Set of tasks:
**1)** List the usernames of everyone who posted in the car-noise thread.
**2)** From the car-noise thread, extract the passage from "Has Anyone Experienced" to "Rear Wheel Well.", copying it word for word.

Excerpted text:
____

# A/c Noisy! Something Loose Behind Rear Wheels!



## HARRY BARR (Dec 11, 2006)

Has Anyone Experienced These 2 Problems? If So Can You Tell Me The Remedy?
One Is A Rattle Like Something Is Loose In The Right Rear. Sounds Like It's Behind The Rear Wheel Well.
The Other Is A Noisy A/c In The Dash Primarly When You First Start It. Almost Sounds Like The Fan Is Hitting Something.

Thanks For Your Help
Harry


----------



## smokin455 (Jul 28, 2006)

*Noise*

:agree I have experienced the same type of noise in the right side wheel well area. I wouldn't call it a rattle but rather a groan like body panels rubbing together. I only hear it when easing the clutch out. I have never figured out exactly what it is.


----------



## Joey R (Mar 29, 2007)

I had a similar issue... On my way out this morning, I noticed I had a flat. So, I removed the trunk floor and I noticed that *the nut that holds my* *spare down was VERY loose.* (spare was moving around...) So I fixed the flat and tightened everthing up.. and VIOLA! Noise is gone... Hope this helps...

____

Element and coordinate data

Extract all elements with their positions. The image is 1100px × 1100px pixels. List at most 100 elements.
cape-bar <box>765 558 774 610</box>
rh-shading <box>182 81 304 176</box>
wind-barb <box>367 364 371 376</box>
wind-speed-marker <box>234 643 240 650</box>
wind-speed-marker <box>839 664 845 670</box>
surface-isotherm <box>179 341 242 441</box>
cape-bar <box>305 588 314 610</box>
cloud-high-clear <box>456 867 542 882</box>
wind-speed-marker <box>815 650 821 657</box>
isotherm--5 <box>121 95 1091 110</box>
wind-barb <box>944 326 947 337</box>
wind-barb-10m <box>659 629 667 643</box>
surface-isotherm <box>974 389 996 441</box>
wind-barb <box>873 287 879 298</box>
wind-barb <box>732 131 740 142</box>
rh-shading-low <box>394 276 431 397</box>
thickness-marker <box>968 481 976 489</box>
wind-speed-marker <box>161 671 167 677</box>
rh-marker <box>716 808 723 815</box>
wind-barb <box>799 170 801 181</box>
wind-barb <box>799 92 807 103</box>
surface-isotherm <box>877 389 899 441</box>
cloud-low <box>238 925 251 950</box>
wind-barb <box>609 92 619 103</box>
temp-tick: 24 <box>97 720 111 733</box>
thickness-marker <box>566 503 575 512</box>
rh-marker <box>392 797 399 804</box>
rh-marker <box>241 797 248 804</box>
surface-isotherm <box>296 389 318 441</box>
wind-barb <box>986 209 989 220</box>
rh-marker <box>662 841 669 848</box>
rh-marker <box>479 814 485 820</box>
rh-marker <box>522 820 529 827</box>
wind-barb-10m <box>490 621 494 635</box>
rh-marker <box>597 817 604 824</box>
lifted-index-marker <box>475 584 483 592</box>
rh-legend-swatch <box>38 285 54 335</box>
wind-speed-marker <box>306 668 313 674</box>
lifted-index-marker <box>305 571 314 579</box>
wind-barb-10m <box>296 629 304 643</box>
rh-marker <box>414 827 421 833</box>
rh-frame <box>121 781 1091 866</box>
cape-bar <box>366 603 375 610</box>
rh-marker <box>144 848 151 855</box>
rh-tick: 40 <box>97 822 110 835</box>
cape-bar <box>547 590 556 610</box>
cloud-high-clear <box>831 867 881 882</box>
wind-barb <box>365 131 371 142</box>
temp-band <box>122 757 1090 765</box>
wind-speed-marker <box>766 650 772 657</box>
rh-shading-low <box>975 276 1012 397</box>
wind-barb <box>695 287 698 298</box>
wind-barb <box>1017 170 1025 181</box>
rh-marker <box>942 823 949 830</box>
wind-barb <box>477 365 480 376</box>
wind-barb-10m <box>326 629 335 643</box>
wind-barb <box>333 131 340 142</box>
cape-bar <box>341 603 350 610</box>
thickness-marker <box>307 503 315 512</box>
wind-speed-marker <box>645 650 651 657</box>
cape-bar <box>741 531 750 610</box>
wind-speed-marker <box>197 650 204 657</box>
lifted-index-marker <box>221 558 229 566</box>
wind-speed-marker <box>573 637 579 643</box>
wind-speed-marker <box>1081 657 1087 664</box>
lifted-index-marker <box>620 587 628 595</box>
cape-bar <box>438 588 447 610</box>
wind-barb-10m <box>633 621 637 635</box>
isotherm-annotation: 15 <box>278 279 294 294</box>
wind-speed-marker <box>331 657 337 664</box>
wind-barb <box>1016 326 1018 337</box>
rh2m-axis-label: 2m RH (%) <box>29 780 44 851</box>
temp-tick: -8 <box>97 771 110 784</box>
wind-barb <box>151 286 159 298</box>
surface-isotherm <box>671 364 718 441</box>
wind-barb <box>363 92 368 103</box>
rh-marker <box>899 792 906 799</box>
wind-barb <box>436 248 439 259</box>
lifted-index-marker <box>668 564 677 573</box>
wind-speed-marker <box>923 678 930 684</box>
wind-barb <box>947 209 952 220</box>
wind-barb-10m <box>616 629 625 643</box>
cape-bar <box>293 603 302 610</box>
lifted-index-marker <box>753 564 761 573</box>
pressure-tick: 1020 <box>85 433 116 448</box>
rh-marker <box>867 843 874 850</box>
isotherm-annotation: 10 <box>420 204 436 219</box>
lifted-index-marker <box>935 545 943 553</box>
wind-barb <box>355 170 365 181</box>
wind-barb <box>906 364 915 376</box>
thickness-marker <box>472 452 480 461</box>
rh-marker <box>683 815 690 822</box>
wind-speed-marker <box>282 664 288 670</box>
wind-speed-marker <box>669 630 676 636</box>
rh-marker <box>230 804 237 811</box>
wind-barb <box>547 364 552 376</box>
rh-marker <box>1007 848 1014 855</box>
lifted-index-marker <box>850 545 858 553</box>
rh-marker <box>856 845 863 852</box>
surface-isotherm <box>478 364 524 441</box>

____

Outputs by task:
**1)**
HARRY BARR
smokin455
Joey R

**2)**
Has Anyone Experienced These 2 Problems? If So Can You Tell Me The Remedy?
One Is A Rattle Like Something Is Loose In The Right Rear. Sounds Like It's Behind The Rear Wheel Well.